§ EXERCISE DETAILS
Select, from the data, each line where "JSON" occurs.

§ EXTRACTED ENTRIES
· · · · · · ·
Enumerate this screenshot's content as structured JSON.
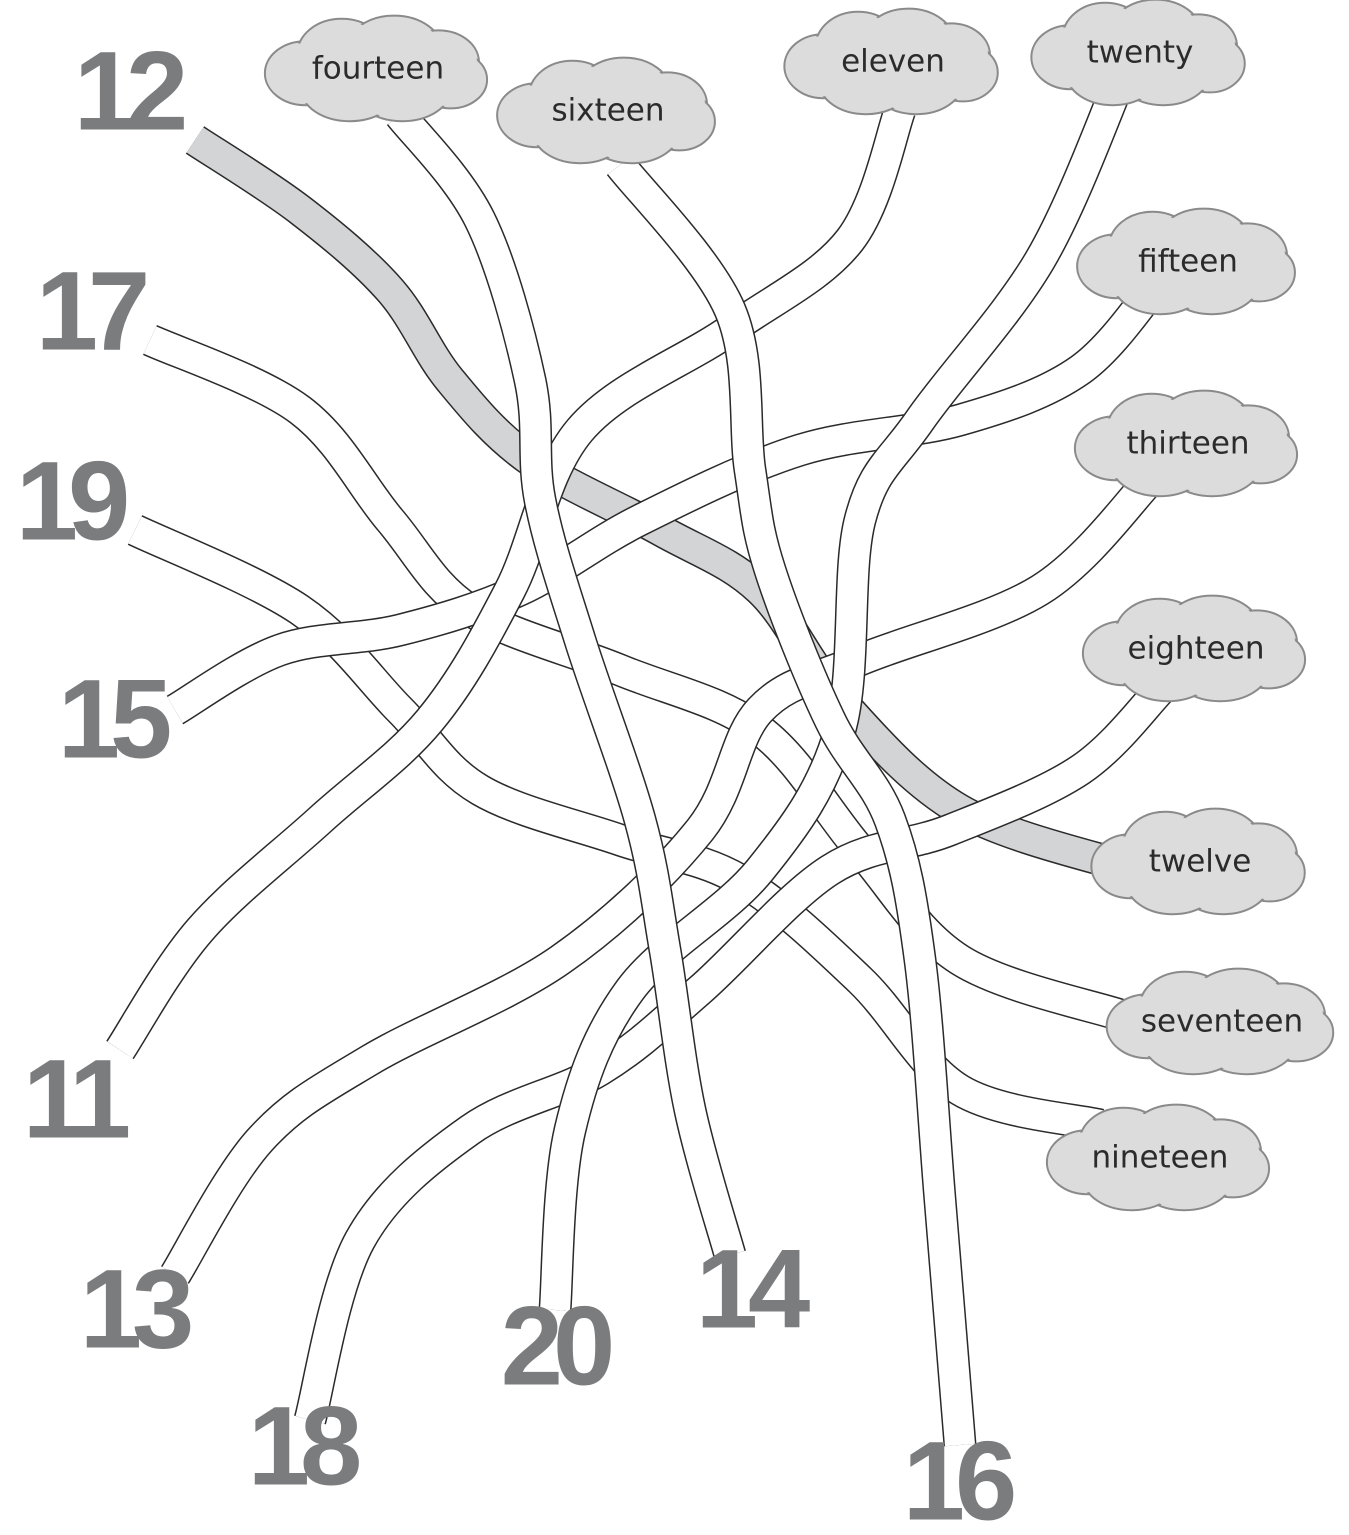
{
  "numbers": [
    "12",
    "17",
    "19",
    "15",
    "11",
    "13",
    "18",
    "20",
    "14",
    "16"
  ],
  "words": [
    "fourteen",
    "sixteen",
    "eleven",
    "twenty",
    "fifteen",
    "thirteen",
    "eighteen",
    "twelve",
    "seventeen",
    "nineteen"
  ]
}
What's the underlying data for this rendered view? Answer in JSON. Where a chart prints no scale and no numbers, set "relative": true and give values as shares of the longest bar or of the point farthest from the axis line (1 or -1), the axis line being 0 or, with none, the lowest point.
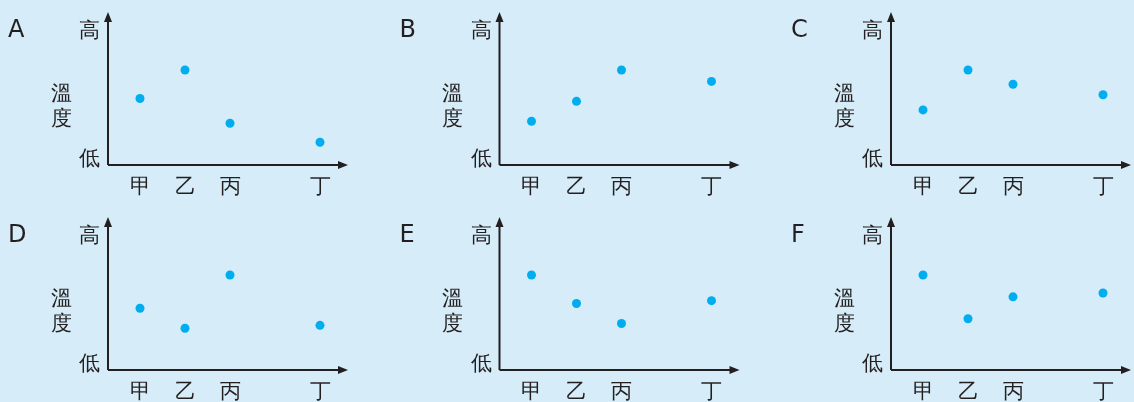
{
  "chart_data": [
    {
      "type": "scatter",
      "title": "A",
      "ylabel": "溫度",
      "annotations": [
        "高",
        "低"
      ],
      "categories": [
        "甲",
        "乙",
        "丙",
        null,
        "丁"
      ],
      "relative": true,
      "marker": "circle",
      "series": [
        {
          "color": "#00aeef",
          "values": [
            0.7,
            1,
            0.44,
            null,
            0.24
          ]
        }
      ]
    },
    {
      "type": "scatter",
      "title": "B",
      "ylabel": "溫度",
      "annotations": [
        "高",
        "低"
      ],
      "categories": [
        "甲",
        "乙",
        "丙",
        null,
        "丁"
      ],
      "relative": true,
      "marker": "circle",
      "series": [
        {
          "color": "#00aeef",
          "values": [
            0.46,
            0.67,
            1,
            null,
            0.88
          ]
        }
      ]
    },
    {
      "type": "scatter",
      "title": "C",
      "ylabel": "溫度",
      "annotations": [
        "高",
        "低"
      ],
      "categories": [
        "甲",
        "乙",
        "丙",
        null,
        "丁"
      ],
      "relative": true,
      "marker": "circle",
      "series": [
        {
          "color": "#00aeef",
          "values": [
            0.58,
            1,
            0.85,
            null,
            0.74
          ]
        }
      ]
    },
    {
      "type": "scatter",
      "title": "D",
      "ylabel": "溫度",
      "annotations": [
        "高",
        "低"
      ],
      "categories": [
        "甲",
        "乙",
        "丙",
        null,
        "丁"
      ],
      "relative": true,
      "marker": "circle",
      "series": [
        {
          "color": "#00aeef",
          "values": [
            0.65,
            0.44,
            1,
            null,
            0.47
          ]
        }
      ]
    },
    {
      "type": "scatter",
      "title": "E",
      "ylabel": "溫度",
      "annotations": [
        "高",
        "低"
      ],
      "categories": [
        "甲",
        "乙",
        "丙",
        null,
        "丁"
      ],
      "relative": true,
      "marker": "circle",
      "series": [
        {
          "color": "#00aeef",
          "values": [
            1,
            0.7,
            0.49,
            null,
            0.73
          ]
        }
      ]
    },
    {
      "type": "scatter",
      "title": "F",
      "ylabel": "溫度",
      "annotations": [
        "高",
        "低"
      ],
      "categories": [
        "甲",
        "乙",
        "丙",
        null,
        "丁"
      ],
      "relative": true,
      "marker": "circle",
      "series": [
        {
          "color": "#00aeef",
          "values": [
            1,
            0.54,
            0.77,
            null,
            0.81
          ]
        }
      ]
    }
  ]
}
· · · · · · ·
§ RESPONSE FOR THIS EXERCISE
Enumerate this screenshot's content as structured JSON.
What's the underlying data for this rendered view? Answer in JSON. Where a chart prints no scale and no numbers, set "relative": true and give values as shares of the longest bar or of the point farthest from the axis line (1 or -1), the axis line being 0 or, with none, the lowest point.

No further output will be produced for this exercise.